__GIVEN TASK__
Using the data below, gather each line that includes the word "points".

(Extracts from a graphics dataset)
»»

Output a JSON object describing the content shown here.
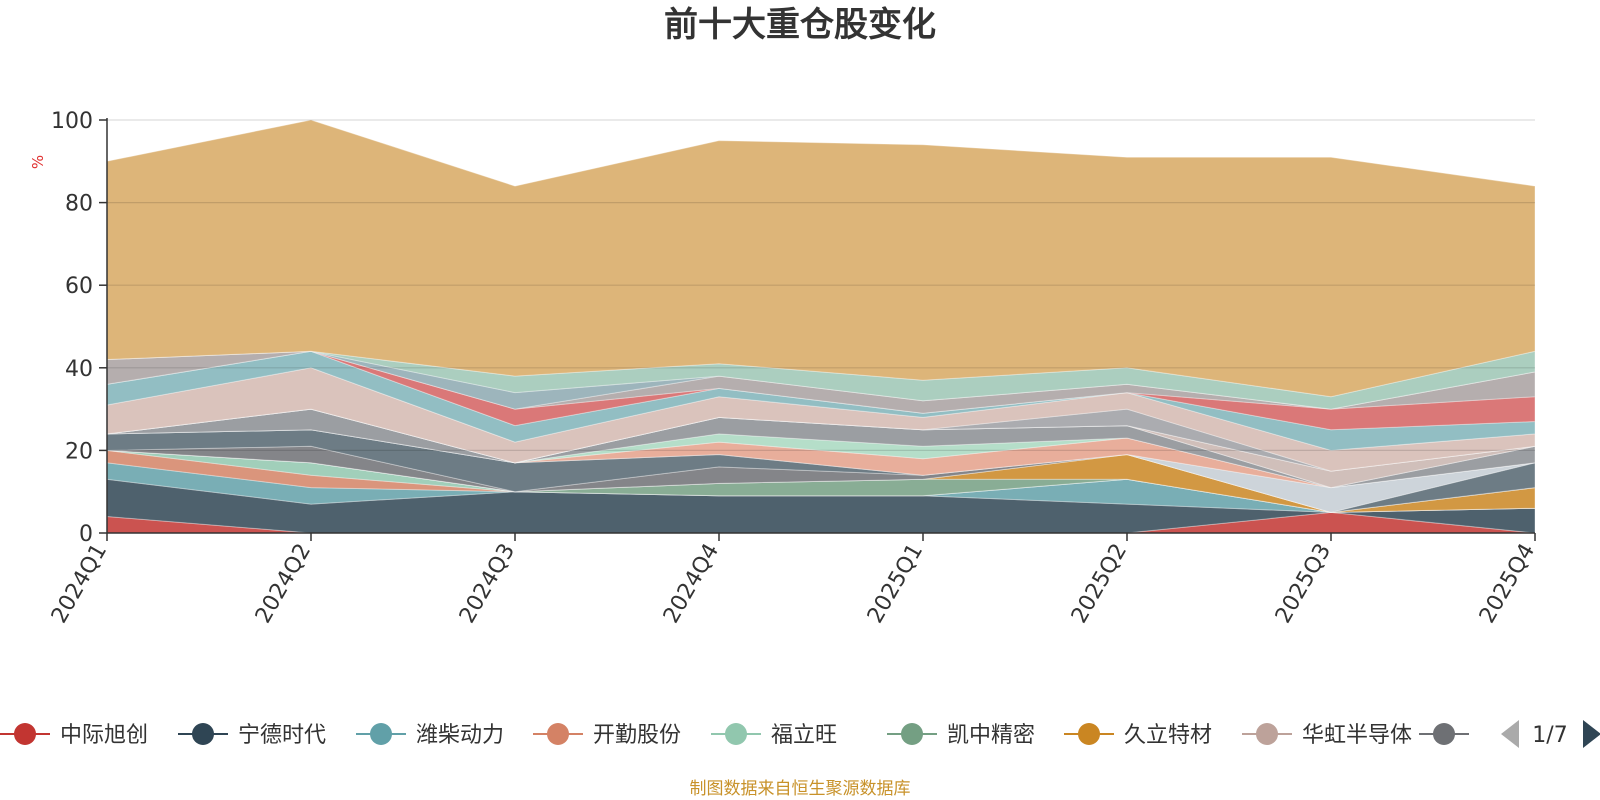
{
  "chart_data": {
    "type": "area",
    "title": "前十大重仓股变化",
    "ylabel": "%",
    "ylim": [
      0,
      100
    ],
    "yticks": [
      "0",
      "20",
      "40",
      "60",
      "80",
      "100"
    ],
    "categories": [
      "2024Q1",
      "2024Q2",
      "2024Q3",
      "2024Q4",
      "2025Q1",
      "2025Q2",
      "2025Q3",
      "2025Q4"
    ],
    "series": [
      {
        "name": "中际旭创",
        "color": "#c23531",
        "values": [
          4,
          0,
          0,
          0,
          0,
          0,
          5,
          0
        ]
      },
      {
        "name": "宁德时代",
        "color": "#2f4554",
        "values": [
          9,
          7,
          10,
          9,
          9,
          7,
          0,
          6
        ]
      },
      {
        "name": "潍柴动力",
        "color": "#61a0a8",
        "values": [
          4,
          4,
          0,
          0,
          0,
          6,
          0,
          0
        ]
      },
      {
        "name": "开勤股份",
        "color": "#d48265",
        "values": [
          3,
          3,
          0,
          0,
          0,
          0,
          0,
          0
        ]
      },
      {
        "name": "福立旺",
        "color": "#91c7ae",
        "values": [
          0,
          3,
          0,
          0,
          0,
          0,
          0,
          0
        ]
      },
      {
        "name": "凯中精密",
        "color": "#749f83",
        "values": [
          0,
          0,
          0,
          3,
          4,
          0,
          0,
          0
        ]
      },
      {
        "name": "久立特材",
        "color": "#ca8622",
        "values": [
          0,
          0,
          0,
          0,
          0,
          6,
          0,
          5
        ]
      },
      {
        "name": "华虹半导体",
        "color": "#bda29a",
        "values": [
          0,
          0,
          0,
          0,
          0,
          0,
          0,
          0
        ]
      },
      {
        "name": "",
        "color": "#6e7074",
        "values": [
          0,
          4,
          0,
          4,
          1,
          0,
          0,
          0
        ]
      },
      {
        "name": "",
        "color": "#546570",
        "values": [
          4,
          4,
          7,
          3,
          0,
          0,
          0,
          6
        ]
      },
      {
        "name": "",
        "color": "#c4ccd3",
        "values": [
          0,
          0,
          0,
          0,
          0,
          0,
          6,
          0
        ]
      },
      {
        "name": "",
        "color": "#e4a08a",
        "values": [
          0,
          0,
          0,
          3,
          4,
          4,
          0,
          0
        ]
      },
      {
        "name": "",
        "color": "#a8d8c0",
        "values": [
          0,
          0,
          0,
          2,
          3,
          0,
          0,
          0
        ]
      },
      {
        "name": "",
        "color": "#8a8d92",
        "values": [
          0,
          5,
          0,
          4,
          4,
          3,
          0,
          4
        ]
      },
      {
        "name": "",
        "color": "#d58080",
        "values": [
          0,
          0,
          0,
          0,
          0,
          0,
          0,
          0
        ]
      },
      {
        "name": "",
        "color": "#c8b4ae",
        "values": [
          0,
          0,
          0,
          0,
          0,
          0,
          4,
          0
        ]
      },
      {
        "name": "",
        "color": "#90a0a8",
        "values": [
          0,
          0,
          0,
          0,
          0,
          0,
          0,
          0
        ]
      },
      {
        "name": "",
        "color": "#9c9ea2",
        "values": [
          0,
          0,
          0,
          0,
          0,
          4,
          0,
          0
        ]
      },
      {
        "name": "",
        "color": "#d4b8b0",
        "values": [
          7,
          10,
          5,
          5,
          3,
          4,
          5,
          3
        ]
      },
      {
        "name": "",
        "color": "#7fb3b8",
        "values": [
          5,
          4,
          4,
          2,
          1,
          0,
          5,
          3
        ]
      },
      {
        "name": "",
        "color": "#d46060",
        "values": [
          0,
          0,
          4,
          0,
          0,
          0,
          5,
          6
        ]
      },
      {
        "name": "",
        "color": "#a8a0a0",
        "values": [
          6,
          0,
          0,
          3,
          3,
          2,
          0,
          6
        ]
      },
      {
        "name": "",
        "color": "#8ca8b0",
        "values": [
          0,
          0,
          4,
          0,
          0,
          0,
          0,
          0
        ]
      },
      {
        "name": "",
        "color": "#9cc6b4",
        "values": [
          0,
          0,
          4,
          3,
          5,
          4,
          3,
          5
        ]
      },
      {
        "name": "",
        "color": "#d7a861",
        "values": [
          48,
          56,
          46,
          54,
          57,
          51,
          58,
          40
        ]
      }
    ]
  },
  "legend": {
    "items": [
      {
        "name": "中际旭创",
        "color": "#c23531"
      },
      {
        "name": "宁德时代",
        "color": "#2f4554"
      },
      {
        "name": "潍柴动力",
        "color": "#61a0a8"
      },
      {
        "name": "开勤股份",
        "color": "#d48265"
      },
      {
        "name": "福立旺",
        "color": "#91c7ae"
      },
      {
        "name": "凯中精密",
        "color": "#749f83"
      },
      {
        "name": "久立特材",
        "color": "#ca8622"
      },
      {
        "name": "华虹半导体",
        "color": "#bda29a"
      },
      {
        "name": "",
        "color": "#6e7074"
      }
    ],
    "page_indicator": "1/7",
    "prev_icon": "triangle-left-icon",
    "next_icon": "triangle-right-icon"
  },
  "source_note": "制图数据来自恒生聚源数据库"
}
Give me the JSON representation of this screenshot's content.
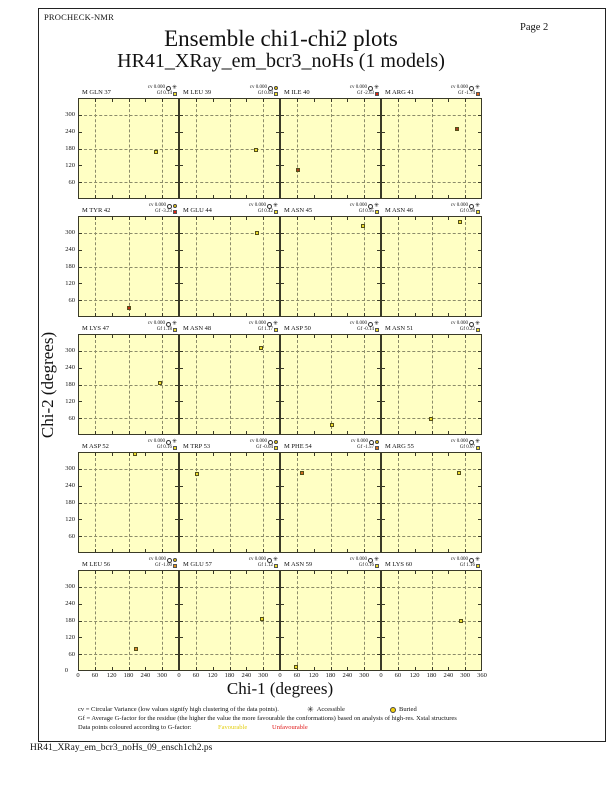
{
  "page": {
    "app_name": "PROCHECK-NMR",
    "page_label": "Page  2",
    "title": "Ensemble chi1-chi2 plots",
    "subtitle": "HR41_XRay_em_bcr3_noHs (1 models)",
    "footer": "HR41_XRay_em_bcr3_noHs_09_ensch1ch2.ps"
  },
  "legend": {
    "line1": "cv = Circular Variance (low values signify high clustering of the data points).",
    "accessible_label": "Accessible",
    "buried_label": "Buried",
    "line2": "Gf = Average G-factor for the residue (the higher the value the more favourable the conformations) based on analysis of high-res. Xstal structures",
    "line3": "Data points coloured according to G-factor:",
    "favourable_label": "Favourable",
    "unfavourable_label": "Unfavourable"
  },
  "colors": {
    "plot_background": "#ffffc4",
    "plot_border": "#3a3a28",
    "gridline": "#8c8c6a",
    "favourable_yellow": "#efdf2e",
    "unfavourable_red": "#df2410",
    "buried_symbol_yellow": "#f2cf0c"
  },
  "chart_data": {
    "type": "scatter",
    "title": "Ensemble chi1-chi2 plots",
    "xlabel": "Chi-1 (degrees)",
    "ylabel": "Chi-2 (degrees)",
    "xlim": [
      0,
      360
    ],
    "ylim": [
      0,
      360
    ],
    "grid": "dashed lines at 60, 180, 300 on both axes; edge ticks every 60",
    "x_tick_labels": [
      "0",
      "60",
      "120",
      "180",
      "240",
      "300"
    ],
    "x_final_tick": "360",
    "y_tick_labels": [
      "300",
      "240",
      "180",
      "120",
      "60"
    ],
    "y_zero_label": "0",
    "stat_labels": {
      "cv": "cv",
      "gf": "Gf"
    },
    "plots": [
      {
        "residue": "M GLN 37",
        "cv": "0.000",
        "gf": "0.14",
        "buried": false,
        "gf_color": "#efdf2e",
        "point": {
          "chi1": 279,
          "chi2": 169,
          "color": "#efdf2e"
        }
      },
      {
        "residue": "M LEU 39",
        "cv": "0.000",
        "gf": "0.04",
        "buried": true,
        "gf_color": "#efdf2e",
        "point": {
          "chi1": 278,
          "chi2": 174,
          "color": "#efdf2e"
        }
      },
      {
        "residue": "M ILE 40",
        "cv": "0.000",
        "gf": "-2.63",
        "buried": false,
        "gf_color": "#df2410",
        "point": {
          "chi1": 61,
          "chi2": 103,
          "color": "#a63c1e"
        }
      },
      {
        "residue": "M ARG 41",
        "cv": "0.000",
        "gf": "-1.74",
        "buried": false,
        "gf_color": "#e2611a",
        "point": {
          "chi1": 273,
          "chi2": 250,
          "color": "#a63c1e"
        }
      },
      {
        "residue": "M TYR 42",
        "cv": "0.000",
        "gf": "-3.23",
        "buried": true,
        "gf_color": "#df1d10",
        "point": {
          "chi1": 180,
          "chi2": 28,
          "color": "#bf2c15"
        }
      },
      {
        "residue": "M GLU 44",
        "cv": "0.000",
        "gf": "0.42",
        "buried": false,
        "gf_color": "#efdf2e",
        "point": {
          "chi1": 281,
          "chi2": 302,
          "color": "#efdf2e"
        }
      },
      {
        "residue": "M ASN 45",
        "cv": "0.000",
        "gf": "0.95",
        "buried": false,
        "gf_color": "#efdf2e",
        "point": {
          "chi1": 297,
          "chi2": 327,
          "color": "#efdf2e"
        }
      },
      {
        "residue": "M ASN 46",
        "cv": "0.000",
        "gf": "0.98",
        "buried": false,
        "gf_color": "#efdf2e",
        "point": {
          "chi1": 282,
          "chi2": 342,
          "color": "#efdf2e"
        }
      },
      {
        "residue": "M LYS 47",
        "cv": "0.000",
        "gf": "1.18",
        "buried": false,
        "gf_color": "#efdf2e",
        "point": {
          "chi1": 293,
          "chi2": 187,
          "color": "#efdf2e"
        }
      },
      {
        "residue": "M ASN 48",
        "cv": "0.000",
        "gf": "1.17",
        "buried": false,
        "gf_color": "#efdf2e",
        "point": {
          "chi1": 295,
          "chi2": 313,
          "color": "#efdf2e"
        }
      },
      {
        "residue": "M ASP 50",
        "cv": "0.000",
        "gf": "-0.14",
        "buried": false,
        "gf_color": "#efdf2e",
        "point": {
          "chi1": 187,
          "chi2": 31,
          "color": "#efdf2e"
        }
      },
      {
        "residue": "M ASN 51",
        "cv": "0.000",
        "gf": "0.22",
        "buried": false,
        "gf_color": "#efdf2e",
        "point": {
          "chi1": 178,
          "chi2": 53,
          "color": "#efdf2e"
        }
      },
      {
        "residue": "M ASP 52",
        "cv": "0.000",
        "gf": "0.16",
        "buried": false,
        "gf_color": "#efdf2e",
        "point": {
          "chi1": 204,
          "chi2": 357,
          "color": "#efdf2e"
        }
      },
      {
        "residue": "M TRP 53",
        "cv": "0.000",
        "gf": "-0.04",
        "buried": true,
        "gf_color": "#efdf2e",
        "point": {
          "chi1": 63,
          "chi2": 284,
          "color": "#efdf2e"
        }
      },
      {
        "residue": "M PHE 54",
        "cv": "0.000",
        "gf": "-1.57",
        "buried": true,
        "gf_color": "#e0731a",
        "point": {
          "chi1": 78,
          "chi2": 288,
          "color": "#d2691e"
        }
      },
      {
        "residue": "M ARG 55",
        "cv": "0.000",
        "gf": "0.07",
        "buried": false,
        "gf_color": "#efdf2e",
        "point": {
          "chi1": 281,
          "chi2": 288,
          "color": "#efdf2e"
        }
      },
      {
        "residue": "M LEU 56",
        "cv": "0.000",
        "gf": "-1.00",
        "buried": true,
        "gf_color": "#e6941e",
        "point": {
          "chi1": 207,
          "chi2": 77,
          "color": "#dc8c2a"
        }
      },
      {
        "residue": "M GLU 57",
        "cv": "0.000",
        "gf": "1.12",
        "buried": false,
        "gf_color": "#efdf2e",
        "point": {
          "chi1": 297,
          "chi2": 187,
          "color": "#efdf2e"
        }
      },
      {
        "residue": "M ASN 59",
        "cv": "0.000",
        "gf": "0.16",
        "buried": false,
        "gf_color": "#efdf2e",
        "point": {
          "chi1": 55,
          "chi2": 11,
          "color": "#efdf2e"
        }
      },
      {
        "residue": "M LYS 60",
        "cv": "0.000",
        "gf": "1.16",
        "buried": false,
        "gf_color": "#efdf2e",
        "point": {
          "chi1": 286,
          "chi2": 180,
          "color": "#efdf2e"
        }
      }
    ]
  }
}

««

__ANSWER__
    "line1": "cv = Circular Variance (low values signify high clustering of the data points).",
    "line3": "Data points coloured according to G-factor:",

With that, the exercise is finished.